◆ **What you have to do**
Go through the lines below. Copy those with "name".

◆ **Material to process**
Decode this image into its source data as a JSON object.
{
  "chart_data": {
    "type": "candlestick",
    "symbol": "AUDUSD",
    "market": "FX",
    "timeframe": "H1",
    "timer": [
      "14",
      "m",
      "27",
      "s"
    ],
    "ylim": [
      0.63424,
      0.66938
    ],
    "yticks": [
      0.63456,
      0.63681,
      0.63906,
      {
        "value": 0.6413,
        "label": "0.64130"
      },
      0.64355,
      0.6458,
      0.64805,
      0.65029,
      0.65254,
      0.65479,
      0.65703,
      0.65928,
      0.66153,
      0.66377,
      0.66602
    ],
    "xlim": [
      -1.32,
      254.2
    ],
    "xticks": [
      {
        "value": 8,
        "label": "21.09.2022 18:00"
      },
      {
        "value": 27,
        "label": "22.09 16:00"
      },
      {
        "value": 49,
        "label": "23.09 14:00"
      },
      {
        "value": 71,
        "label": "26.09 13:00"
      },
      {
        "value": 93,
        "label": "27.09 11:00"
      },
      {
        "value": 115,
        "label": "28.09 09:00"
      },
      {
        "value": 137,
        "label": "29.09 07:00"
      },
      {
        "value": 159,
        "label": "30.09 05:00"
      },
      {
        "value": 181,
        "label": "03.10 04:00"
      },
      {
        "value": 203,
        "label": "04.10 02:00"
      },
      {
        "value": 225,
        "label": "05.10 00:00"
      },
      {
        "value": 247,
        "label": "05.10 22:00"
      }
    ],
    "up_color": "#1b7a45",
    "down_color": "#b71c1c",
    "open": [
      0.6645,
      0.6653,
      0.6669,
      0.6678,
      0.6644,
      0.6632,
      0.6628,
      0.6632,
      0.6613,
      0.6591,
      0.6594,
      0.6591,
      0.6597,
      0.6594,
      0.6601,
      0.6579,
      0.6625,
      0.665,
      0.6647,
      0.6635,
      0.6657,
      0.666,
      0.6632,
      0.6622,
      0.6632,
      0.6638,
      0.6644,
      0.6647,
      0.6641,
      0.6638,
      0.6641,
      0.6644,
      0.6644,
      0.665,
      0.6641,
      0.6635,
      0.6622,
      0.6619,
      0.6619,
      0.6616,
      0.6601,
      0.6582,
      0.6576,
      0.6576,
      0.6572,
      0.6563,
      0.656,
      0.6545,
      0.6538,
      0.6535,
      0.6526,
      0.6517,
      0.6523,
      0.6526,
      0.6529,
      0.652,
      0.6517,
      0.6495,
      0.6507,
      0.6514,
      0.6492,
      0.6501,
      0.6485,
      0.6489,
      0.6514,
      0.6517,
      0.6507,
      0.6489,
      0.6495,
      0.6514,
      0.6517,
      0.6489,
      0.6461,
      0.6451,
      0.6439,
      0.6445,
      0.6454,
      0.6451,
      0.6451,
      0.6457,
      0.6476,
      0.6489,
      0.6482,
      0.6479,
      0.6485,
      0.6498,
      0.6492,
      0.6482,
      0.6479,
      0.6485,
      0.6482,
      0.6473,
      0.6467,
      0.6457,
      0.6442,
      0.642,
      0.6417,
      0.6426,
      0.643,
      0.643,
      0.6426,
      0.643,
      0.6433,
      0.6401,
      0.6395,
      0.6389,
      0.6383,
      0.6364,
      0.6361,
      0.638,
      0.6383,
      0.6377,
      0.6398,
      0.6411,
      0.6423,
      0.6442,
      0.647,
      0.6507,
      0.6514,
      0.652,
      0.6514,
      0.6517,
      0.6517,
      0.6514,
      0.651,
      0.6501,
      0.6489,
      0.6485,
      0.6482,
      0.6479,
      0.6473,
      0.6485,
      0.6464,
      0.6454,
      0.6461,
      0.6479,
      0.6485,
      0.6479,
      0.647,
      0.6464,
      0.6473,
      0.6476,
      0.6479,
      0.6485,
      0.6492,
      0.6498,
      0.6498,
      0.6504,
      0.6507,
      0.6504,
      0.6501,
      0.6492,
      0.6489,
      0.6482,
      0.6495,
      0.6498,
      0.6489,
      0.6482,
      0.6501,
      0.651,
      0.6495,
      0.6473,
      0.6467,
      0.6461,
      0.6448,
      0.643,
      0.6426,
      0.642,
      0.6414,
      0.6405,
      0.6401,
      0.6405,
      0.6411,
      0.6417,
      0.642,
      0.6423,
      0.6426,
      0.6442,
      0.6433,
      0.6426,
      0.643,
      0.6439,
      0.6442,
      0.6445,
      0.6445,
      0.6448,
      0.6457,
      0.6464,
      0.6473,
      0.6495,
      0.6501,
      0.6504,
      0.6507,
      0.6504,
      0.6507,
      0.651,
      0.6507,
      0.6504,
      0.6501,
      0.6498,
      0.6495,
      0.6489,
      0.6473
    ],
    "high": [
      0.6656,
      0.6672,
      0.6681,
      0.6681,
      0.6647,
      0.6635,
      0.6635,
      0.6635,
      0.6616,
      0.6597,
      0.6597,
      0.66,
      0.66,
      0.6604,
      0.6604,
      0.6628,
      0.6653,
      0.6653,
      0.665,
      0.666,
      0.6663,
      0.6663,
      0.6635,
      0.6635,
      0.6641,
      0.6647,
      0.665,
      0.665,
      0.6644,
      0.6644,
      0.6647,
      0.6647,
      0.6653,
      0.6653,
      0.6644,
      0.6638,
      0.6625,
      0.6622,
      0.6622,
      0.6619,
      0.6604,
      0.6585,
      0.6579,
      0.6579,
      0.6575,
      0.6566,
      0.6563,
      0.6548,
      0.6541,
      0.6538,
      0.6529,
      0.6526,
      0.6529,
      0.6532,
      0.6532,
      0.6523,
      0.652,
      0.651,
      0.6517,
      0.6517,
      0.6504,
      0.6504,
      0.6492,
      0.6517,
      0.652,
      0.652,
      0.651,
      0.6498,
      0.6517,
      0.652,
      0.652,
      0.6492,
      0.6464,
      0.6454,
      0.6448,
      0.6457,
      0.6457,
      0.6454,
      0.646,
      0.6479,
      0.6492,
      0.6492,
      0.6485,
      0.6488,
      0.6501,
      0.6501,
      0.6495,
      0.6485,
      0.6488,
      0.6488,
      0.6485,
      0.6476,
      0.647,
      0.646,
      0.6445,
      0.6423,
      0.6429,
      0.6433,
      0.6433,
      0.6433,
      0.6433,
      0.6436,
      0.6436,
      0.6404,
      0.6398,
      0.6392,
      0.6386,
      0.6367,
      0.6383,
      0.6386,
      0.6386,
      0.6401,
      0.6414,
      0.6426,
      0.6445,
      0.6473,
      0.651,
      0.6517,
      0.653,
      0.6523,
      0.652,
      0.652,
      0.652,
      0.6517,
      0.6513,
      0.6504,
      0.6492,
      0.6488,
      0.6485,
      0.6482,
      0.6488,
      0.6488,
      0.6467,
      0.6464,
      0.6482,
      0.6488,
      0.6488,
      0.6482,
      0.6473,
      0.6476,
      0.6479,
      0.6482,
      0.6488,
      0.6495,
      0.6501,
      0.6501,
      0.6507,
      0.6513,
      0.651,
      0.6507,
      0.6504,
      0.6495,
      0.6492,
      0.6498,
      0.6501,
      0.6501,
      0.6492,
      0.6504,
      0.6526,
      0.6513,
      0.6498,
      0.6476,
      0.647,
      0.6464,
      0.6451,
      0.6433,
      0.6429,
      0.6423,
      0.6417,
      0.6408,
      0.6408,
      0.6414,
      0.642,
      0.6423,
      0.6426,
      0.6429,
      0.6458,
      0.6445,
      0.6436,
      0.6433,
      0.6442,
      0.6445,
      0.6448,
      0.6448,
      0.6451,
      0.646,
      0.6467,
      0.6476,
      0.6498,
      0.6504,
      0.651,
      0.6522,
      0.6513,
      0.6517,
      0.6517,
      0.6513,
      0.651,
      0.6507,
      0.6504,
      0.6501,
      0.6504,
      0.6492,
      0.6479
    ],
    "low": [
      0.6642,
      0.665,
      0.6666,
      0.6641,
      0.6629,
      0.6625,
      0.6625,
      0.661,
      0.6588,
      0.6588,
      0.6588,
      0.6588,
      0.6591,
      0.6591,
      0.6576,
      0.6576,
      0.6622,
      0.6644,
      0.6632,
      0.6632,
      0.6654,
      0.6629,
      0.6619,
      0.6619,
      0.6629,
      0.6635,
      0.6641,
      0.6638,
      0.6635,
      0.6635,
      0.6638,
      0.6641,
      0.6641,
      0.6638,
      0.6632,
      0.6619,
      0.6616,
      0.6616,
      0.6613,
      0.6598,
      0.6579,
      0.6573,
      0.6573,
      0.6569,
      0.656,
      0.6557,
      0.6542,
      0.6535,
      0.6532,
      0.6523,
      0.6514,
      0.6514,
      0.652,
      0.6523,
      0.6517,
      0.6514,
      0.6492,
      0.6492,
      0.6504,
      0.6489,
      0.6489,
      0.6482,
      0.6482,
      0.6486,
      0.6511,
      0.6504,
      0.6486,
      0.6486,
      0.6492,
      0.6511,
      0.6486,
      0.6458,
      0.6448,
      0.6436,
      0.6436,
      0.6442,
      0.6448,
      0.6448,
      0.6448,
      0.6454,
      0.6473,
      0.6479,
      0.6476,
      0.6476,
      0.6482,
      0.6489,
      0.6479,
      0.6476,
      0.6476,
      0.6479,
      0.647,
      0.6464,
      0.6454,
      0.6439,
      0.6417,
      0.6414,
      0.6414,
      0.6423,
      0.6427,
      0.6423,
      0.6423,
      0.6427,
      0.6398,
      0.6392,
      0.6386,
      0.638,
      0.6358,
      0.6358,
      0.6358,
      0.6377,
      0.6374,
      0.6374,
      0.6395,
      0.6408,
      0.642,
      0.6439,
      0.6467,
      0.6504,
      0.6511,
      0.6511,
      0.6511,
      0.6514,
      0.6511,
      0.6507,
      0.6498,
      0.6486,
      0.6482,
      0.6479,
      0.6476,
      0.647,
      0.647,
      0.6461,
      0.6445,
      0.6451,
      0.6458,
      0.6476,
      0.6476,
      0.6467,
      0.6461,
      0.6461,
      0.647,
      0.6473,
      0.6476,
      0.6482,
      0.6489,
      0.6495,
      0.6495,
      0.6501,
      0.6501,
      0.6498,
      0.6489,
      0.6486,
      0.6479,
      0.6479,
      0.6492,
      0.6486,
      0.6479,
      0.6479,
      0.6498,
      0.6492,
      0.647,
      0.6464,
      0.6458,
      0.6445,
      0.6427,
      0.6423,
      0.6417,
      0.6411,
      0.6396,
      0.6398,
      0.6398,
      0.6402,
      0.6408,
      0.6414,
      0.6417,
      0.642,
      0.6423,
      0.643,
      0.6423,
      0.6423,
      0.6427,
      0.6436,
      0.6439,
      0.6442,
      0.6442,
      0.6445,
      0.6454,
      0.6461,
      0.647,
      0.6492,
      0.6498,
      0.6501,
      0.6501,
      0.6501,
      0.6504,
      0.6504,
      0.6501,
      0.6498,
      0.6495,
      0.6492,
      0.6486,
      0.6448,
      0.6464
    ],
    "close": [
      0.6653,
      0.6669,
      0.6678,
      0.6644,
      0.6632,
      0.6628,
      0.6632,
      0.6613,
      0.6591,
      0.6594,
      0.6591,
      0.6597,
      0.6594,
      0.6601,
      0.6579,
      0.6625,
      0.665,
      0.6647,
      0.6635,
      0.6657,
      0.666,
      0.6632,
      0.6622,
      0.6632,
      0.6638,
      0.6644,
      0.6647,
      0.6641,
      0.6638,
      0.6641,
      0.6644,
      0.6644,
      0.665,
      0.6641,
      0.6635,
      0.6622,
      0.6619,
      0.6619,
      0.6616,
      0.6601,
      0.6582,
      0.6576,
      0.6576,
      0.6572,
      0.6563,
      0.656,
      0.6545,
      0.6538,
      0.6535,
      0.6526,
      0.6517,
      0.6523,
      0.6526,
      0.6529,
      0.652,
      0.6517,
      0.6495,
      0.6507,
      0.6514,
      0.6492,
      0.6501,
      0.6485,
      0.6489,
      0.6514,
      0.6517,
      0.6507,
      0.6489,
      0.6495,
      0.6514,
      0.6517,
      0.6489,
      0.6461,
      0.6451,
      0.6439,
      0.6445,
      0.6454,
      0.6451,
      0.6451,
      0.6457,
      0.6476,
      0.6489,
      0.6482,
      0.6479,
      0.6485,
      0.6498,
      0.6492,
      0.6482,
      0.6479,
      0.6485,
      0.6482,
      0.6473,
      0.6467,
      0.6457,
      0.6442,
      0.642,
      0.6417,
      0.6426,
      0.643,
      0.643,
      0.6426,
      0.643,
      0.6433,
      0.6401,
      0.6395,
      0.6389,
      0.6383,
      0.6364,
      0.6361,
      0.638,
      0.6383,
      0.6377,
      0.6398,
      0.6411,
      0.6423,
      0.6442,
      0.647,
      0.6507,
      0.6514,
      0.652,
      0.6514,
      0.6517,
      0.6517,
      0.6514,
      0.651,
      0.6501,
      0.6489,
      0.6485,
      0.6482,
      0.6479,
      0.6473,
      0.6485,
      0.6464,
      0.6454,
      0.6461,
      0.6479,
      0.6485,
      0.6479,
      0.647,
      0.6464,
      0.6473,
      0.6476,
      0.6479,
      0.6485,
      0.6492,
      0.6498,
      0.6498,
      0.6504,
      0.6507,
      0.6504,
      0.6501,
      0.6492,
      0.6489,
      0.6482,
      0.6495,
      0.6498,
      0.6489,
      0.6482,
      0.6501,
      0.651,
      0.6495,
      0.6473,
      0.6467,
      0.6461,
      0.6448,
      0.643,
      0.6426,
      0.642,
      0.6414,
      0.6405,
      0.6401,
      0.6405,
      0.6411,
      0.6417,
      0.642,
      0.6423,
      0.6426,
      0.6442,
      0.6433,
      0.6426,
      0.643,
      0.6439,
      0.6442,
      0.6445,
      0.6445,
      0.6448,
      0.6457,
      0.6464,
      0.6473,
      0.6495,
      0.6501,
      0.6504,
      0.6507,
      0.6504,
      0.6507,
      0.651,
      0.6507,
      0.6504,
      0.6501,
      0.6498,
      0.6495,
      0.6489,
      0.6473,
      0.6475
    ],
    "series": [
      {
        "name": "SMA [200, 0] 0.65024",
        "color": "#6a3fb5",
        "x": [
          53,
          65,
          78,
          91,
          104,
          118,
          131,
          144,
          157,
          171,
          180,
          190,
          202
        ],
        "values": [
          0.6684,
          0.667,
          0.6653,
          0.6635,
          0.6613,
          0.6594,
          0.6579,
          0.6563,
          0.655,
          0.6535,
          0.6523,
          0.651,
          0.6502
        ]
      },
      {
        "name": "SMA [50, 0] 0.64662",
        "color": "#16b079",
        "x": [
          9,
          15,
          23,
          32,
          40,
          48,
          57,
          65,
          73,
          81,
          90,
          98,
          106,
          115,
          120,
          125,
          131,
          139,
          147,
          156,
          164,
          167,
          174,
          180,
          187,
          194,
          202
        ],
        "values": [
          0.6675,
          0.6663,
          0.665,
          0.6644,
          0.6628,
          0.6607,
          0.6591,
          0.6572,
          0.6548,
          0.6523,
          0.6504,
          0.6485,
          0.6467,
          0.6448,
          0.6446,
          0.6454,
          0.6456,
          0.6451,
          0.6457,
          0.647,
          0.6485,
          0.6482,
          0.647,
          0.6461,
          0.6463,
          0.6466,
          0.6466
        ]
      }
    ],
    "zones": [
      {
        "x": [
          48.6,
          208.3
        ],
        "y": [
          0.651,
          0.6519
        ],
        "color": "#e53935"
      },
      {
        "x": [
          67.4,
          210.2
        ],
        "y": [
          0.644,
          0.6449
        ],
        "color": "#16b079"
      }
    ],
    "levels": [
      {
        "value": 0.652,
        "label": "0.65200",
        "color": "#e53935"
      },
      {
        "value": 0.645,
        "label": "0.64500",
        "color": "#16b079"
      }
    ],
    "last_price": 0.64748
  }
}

◆ **Solution**
        "name": "SMA [200, 0] 0.65024",
        "name": "SMA [50, 0] 0.64662",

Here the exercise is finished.